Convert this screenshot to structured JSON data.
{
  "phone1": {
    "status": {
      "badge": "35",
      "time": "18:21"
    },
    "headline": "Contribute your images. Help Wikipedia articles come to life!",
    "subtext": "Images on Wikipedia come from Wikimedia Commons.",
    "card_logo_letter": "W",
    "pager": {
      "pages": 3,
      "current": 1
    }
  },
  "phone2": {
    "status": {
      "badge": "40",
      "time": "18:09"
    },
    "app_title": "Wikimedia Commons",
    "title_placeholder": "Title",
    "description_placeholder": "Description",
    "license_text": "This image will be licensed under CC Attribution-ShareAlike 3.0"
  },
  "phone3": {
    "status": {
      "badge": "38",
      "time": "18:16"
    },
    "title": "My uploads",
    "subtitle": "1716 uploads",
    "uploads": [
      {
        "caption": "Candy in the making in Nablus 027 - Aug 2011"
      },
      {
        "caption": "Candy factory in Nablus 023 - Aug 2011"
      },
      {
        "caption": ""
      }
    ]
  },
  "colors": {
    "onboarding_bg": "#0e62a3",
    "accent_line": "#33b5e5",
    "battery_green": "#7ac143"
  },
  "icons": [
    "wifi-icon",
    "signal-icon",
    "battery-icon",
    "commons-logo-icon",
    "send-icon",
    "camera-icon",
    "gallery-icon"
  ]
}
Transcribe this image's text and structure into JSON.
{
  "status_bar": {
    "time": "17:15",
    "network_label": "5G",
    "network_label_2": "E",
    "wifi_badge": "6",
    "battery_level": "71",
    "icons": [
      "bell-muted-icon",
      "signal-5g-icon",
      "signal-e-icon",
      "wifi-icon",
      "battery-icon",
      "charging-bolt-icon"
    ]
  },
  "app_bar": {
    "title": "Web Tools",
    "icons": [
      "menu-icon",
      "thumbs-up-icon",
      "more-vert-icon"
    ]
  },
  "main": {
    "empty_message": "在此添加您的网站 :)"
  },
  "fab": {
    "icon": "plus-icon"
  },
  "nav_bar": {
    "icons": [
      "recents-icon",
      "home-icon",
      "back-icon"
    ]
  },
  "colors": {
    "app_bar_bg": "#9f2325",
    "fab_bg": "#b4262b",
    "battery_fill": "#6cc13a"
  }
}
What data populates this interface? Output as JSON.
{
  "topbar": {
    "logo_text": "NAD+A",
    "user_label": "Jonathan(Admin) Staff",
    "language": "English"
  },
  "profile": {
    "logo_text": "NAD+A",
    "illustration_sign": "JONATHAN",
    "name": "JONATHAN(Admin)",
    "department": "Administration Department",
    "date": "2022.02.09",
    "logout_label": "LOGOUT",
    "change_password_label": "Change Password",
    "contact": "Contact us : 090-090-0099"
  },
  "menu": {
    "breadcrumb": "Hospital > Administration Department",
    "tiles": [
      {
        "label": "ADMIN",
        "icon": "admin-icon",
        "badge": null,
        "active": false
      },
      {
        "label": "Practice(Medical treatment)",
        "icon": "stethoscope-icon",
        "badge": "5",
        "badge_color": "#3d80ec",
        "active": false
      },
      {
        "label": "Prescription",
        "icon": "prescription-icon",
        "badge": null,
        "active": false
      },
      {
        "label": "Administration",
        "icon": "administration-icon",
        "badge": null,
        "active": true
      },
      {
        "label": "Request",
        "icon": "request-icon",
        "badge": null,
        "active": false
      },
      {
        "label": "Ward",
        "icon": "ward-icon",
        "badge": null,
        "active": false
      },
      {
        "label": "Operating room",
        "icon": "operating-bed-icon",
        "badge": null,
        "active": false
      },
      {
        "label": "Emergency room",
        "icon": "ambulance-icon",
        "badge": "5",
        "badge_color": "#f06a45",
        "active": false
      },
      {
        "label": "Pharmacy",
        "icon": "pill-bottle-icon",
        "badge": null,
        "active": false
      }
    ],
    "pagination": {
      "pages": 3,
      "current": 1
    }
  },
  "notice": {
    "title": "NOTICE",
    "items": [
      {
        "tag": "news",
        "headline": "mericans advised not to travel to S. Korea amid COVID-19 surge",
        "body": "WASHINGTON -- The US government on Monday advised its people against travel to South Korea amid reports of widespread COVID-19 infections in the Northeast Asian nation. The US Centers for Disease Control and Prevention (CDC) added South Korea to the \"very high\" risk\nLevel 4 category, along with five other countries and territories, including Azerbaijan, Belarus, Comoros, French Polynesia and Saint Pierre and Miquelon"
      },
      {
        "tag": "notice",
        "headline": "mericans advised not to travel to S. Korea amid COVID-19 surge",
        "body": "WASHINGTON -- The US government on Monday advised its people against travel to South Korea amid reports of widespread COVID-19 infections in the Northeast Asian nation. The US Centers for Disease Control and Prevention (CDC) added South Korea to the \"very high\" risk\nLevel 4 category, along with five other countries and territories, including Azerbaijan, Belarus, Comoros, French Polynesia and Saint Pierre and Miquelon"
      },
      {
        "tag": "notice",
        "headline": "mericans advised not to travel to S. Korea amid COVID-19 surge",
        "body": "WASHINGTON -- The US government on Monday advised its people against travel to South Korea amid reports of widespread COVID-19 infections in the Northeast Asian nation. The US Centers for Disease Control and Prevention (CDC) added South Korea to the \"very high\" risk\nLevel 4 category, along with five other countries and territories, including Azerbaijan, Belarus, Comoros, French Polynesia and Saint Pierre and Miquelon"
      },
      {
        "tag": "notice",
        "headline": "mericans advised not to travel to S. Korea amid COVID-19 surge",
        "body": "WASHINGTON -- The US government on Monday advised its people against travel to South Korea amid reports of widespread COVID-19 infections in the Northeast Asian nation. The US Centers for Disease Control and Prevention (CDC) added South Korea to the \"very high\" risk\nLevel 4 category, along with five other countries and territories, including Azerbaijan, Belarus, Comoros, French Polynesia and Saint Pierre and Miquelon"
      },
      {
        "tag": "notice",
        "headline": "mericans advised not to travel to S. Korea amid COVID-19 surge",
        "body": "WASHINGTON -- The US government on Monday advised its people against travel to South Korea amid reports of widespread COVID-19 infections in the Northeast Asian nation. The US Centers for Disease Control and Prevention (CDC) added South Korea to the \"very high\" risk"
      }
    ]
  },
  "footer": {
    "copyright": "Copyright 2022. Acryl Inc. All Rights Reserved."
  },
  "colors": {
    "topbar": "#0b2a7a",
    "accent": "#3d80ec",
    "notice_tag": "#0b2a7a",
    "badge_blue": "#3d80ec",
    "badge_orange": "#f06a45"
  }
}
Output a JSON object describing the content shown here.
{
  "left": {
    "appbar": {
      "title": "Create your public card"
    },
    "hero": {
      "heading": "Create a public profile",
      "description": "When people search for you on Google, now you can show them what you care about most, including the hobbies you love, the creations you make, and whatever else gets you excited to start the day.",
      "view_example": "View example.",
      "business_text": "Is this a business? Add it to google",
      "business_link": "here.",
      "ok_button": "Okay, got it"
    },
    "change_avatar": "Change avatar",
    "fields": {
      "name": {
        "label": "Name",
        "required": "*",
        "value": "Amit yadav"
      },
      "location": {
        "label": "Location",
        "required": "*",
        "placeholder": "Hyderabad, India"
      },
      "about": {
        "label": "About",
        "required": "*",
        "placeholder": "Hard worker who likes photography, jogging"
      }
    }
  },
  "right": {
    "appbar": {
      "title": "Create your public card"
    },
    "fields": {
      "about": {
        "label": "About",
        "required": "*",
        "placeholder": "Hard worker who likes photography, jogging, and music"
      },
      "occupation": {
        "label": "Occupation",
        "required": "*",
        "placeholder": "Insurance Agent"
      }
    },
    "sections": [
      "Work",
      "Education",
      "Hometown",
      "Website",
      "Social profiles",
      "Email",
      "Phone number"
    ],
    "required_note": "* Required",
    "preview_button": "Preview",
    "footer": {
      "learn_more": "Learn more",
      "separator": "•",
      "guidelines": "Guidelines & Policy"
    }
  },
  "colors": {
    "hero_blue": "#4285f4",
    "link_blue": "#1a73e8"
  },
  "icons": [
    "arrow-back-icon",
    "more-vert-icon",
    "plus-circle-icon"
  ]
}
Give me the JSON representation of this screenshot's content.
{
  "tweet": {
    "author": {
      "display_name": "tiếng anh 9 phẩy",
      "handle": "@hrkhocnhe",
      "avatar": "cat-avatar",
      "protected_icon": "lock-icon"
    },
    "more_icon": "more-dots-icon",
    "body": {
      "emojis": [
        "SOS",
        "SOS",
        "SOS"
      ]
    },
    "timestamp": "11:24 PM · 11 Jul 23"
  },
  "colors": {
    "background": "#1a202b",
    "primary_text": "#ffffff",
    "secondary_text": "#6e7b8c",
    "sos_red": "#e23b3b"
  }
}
- - -
EXERCISE REQUIREMENTS. Pull out all lines from the listing that contain the string "data".

EXERCISE OUTPUT.
Convert this screenshot to structured JSON data.
What data populates this interface? Output as JSON.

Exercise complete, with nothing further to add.